**Source data**
——
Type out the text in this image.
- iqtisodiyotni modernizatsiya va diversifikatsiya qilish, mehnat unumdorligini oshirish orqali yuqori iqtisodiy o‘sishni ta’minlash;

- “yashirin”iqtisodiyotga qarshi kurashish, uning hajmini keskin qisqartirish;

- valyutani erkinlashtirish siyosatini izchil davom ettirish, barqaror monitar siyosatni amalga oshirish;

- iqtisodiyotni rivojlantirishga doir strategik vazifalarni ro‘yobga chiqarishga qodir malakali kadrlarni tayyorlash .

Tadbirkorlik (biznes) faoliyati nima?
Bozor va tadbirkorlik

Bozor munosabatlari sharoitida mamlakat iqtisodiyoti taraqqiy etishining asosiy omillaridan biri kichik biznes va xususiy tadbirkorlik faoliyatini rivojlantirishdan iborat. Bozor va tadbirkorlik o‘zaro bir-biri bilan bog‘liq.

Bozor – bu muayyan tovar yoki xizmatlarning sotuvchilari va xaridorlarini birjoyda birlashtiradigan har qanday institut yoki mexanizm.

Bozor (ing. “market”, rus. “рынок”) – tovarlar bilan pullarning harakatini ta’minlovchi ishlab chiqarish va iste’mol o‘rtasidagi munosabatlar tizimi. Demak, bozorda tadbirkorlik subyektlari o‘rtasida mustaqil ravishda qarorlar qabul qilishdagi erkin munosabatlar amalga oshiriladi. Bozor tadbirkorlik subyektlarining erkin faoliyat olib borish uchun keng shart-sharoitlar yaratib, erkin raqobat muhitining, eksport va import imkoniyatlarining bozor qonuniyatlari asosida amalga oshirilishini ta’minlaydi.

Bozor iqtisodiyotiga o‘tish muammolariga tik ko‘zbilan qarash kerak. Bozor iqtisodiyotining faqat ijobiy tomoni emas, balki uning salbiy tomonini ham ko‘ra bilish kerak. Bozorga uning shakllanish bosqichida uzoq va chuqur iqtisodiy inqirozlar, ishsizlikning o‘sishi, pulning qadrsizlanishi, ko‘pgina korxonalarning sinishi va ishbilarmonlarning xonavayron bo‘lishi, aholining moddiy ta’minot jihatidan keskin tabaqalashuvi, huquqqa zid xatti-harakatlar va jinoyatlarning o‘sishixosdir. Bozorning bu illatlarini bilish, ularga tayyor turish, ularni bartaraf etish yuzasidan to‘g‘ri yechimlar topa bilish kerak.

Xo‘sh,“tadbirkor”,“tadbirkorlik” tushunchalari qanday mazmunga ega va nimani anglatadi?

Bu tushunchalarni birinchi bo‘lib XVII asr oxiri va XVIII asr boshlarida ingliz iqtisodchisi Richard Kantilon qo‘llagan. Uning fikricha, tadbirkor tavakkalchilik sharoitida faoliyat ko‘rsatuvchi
——
**Written task**
Copy the material above back out, exactly as written.

**Written solution**
Type out the text in this image.
- iqtisodiyotni modernizatsiya va diversifikatsiya qilish, mehnat unumdorligini oshirish orqali yuqori iqtisodiy o‘sishni ta’minlash;

- “yashirin”iqtisodiyotga qarshi kurashish, uning hajmini keskin qisqartirish;

- valyutani erkinlashtirish siyosatini izchil davom ettirish, barqaror monitar siyosatni amalga oshirish;

- iqtisodiyotni rivojlantirishga doir strategik vazifalarni ro‘yobga chiqarishga qodir malakali kadrlarni tayyorlash .

Tadbirkorlik (biznes) faoliyati nima?
Bozor va tadbirkorlik

Bozor munosabatlari sharoitida mamlakat iqtisodiyoti taraqqiy etishining asosiy omillaridan biri kichik biznes va xususiy tadbirkorlik faoliyatini rivojlantirishdan iborat. Bozor va tadbirkorlik o‘zaro bir-biri bilan bog‘liq.

Bozor – bu muayyan tovar yoki xizmatlarning sotuvchilari va xaridorlarini birjoyda birlashtiradigan har qanday institut yoki mexanizm.

Bozor (ing. “market”, rus. “рынок”) – tovarlar bilan pullarning harakatini ta’minlovchi ishlab chiqarish va iste’mol o‘rtasidagi munosabatlar tizimi. Demak, bozorda tadbirkorlik subyektlari o‘rtasida mustaqil ravishda qarorlar qabul qilishdagi erkin munosabatlar amalga oshiriladi. Bozor tadbirkorlik subyektlarining erkin faoliyat olib borish uchun keng shart-sharoitlar yaratib, erkin raqobat muhitining, eksport va import imkoniyatlarining bozor qonuniyatlari asosida amalga oshirilishini ta’minlaydi.

Bozor iqtisodiyotiga o‘tish muammolariga tik ko‘zbilan qarash kerak. Bozor iqtisodiyotining faqat ijobiy tomoni emas, balki uning salbiy tomonini ham ko‘ra bilish kerak. Bozorga uning shakllanish bosqichida uzoq va chuqur iqtisodiy inqirozlar, ishsizlikning o‘sishi, pulning qadrsizlanishi, ko‘pgina korxonalarning sinishi va ishbilarmonlarning xonavayron bo‘lishi, aholining moddiy ta’minot jihatidan keskin tabaqalashuvi, huquqqa zid xatti-harakatlar va jinoyatlarning o‘sishixosdir. Bozorning bu illatlarini bilish, ularga tayyor turish, ularni bartaraf etish yuzasidan to‘g‘ri yechimlar topa bilish kerak.

Xo‘sh,“tadbirkor”,“tadbirkorlik” tushunchalari qanday mazmunga ega va nimani anglatadi?

Bu tushunchalarni birinchi bo‘lib XVII asr oxiri va XVIII asr boshlarida ingliz iqtisodchisi Richard Kantilon qo‘llagan. Uning fikricha, tadbirkor tavakkalchilik sharoitida faoliyat ko‘rsatuvchi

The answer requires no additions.